_Problem description:_
Reproduce the entries word for word, and omit any picture you find in them.

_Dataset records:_

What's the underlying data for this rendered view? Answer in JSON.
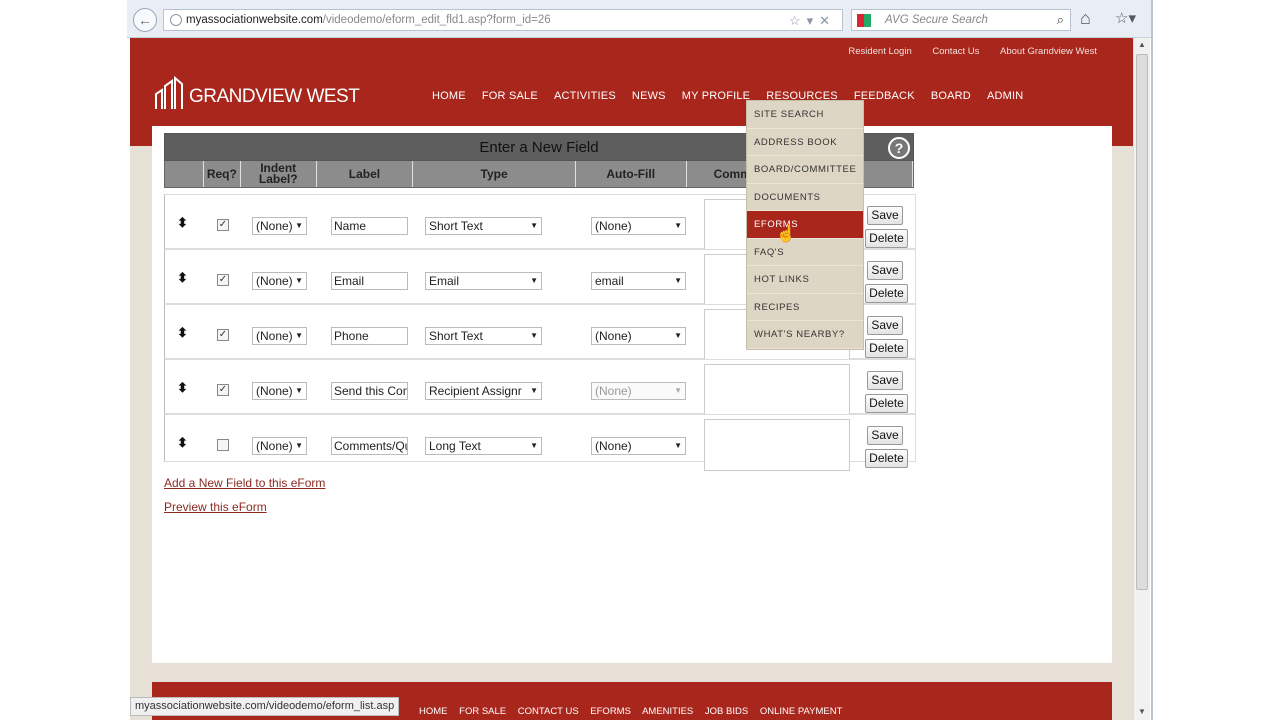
{
  "browser": {
    "url_domain": "myassociationwebsite.com",
    "url_path": "/videodemo/eform_edit_fld1.asp?form_id=26",
    "search_placeholder": "AVG Secure Search"
  },
  "utility_nav": [
    "Resident Login",
    "Contact Us",
    "About Grandview West"
  ],
  "logo_text": "GRANDVIEW WEST",
  "main_nav": [
    "HOME",
    "FOR SALE",
    "ACTIVITIES",
    "NEWS",
    "MY PROFILE",
    "RESOURCES",
    "FEEDBACK",
    "BOARD",
    "ADMIN"
  ],
  "resources_menu": [
    "SITE SEARCH",
    "ADDRESS BOOK",
    "BOARD/COMMITTEE",
    "DOCUMENTS",
    "EFORMS",
    "FAQ'S",
    "HOT LINKS",
    "RECIPES",
    "WHAT'S NEARBY?"
  ],
  "table": {
    "title": "Enter a New Field",
    "headers": [
      "",
      "Req?",
      "Indent Label?",
      "Label",
      "Type",
      "Auto-Fill",
      "Comm"
    ],
    "rows": [
      {
        "required": true,
        "indent": "(None)",
        "label": "Name",
        "type": "Short Text",
        "autofill": "(None)"
      },
      {
        "required": true,
        "indent": "(None)",
        "label": "Email",
        "type": "Email",
        "autofill": "email"
      },
      {
        "required": true,
        "indent": "(None)",
        "label": "Phone",
        "type": "Short Text",
        "autofill": "(None)"
      },
      {
        "required": true,
        "indent": "(None)",
        "label": "Send this Con",
        "type": "Recipient Assignr",
        "autofill": "(None)"
      },
      {
        "required": false,
        "indent": "(None)",
        "label": "Comments/Qu",
        "type": "Long Text",
        "autofill": "(None)"
      }
    ],
    "save_label": "Save",
    "delete_label": "Delete"
  },
  "links": {
    "add_field": "Add a New Field to this eForm",
    "preview": "Preview this eForm"
  },
  "footer_nav": [
    "HOME",
    "FOR SALE",
    "CONTACT US",
    "EFORMS",
    "AMENITIES",
    "JOB BIDS",
    "ONLINE PAYMENT"
  ],
  "status_url": "myassociationwebsite.com/videodemo/eform_list.asp"
}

_Solution below:_
What's the underlying data for this rendered view? Answer in JSON.
{
  "browser": {
    "url_domain": "myassociationwebsite.com",
    "url_path": "/videodemo/eform_edit_fld1.asp?form_id=26",
    "search_placeholder": "AVG Secure Search"
  },
  "utility_nav": [
    "Resident Login",
    "Contact Us",
    "About Grandview West"
  ],
  "logo_text": "GRANDVIEW WEST",
  "main_nav": [
    "HOME",
    "FOR SALE",
    "ACTIVITIES",
    "NEWS",
    "MY PROFILE",
    "RESOURCES",
    "FEEDBACK",
    "BOARD",
    "ADMIN"
  ],
  "resources_menu": [
    "SITE SEARCH",
    "ADDRESS BOOK",
    "BOARD/COMMITTEE",
    "DOCUMENTS",
    "EFORMS",
    "FAQ'S",
    "HOT LINKS",
    "RECIPES",
    "WHAT'S NEARBY?"
  ],
  "table": {
    "title": "Enter a New Field",
    "headers": [
      "",
      "Req?",
      "Indent Label?",
      "Label",
      "Type",
      "Auto-Fill",
      "Comm"
    ],
    "rows": [
      {
        "required": true,
        "indent": "(None)",
        "label": "Name",
        "type": "Short Text",
        "autofill": "(None)"
      },
      {
        "required": true,
        "indent": "(None)",
        "label": "Email",
        "type": "Email",
        "autofill": "email"
      },
      {
        "required": true,
        "indent": "(None)",
        "label": "Phone",
        "type": "Short Text",
        "autofill": "(None)"
      },
      {
        "required": true,
        "indent": "(None)",
        "label": "Send this Con",
        "type": "Recipient Assignr",
        "autofill": "(None)"
      },
      {
        "required": false,
        "indent": "(None)",
        "label": "Comments/Qu",
        "type": "Long Text",
        "autofill": "(None)"
      }
    ],
    "save_label": "Save",
    "delete_label": "Delete"
  },
  "links": {
    "add_field": "Add a New Field to this eForm",
    "preview": "Preview this eForm"
  },
  "footer_nav": [
    "HOME",
    "FOR SALE",
    "CONTACT US",
    "EFORMS",
    "AMENITIES",
    "JOB BIDS",
    "ONLINE PAYMENT"
  ],
  "status_url": "myassociationwebsite.com/videodemo/eform_list.asp"
}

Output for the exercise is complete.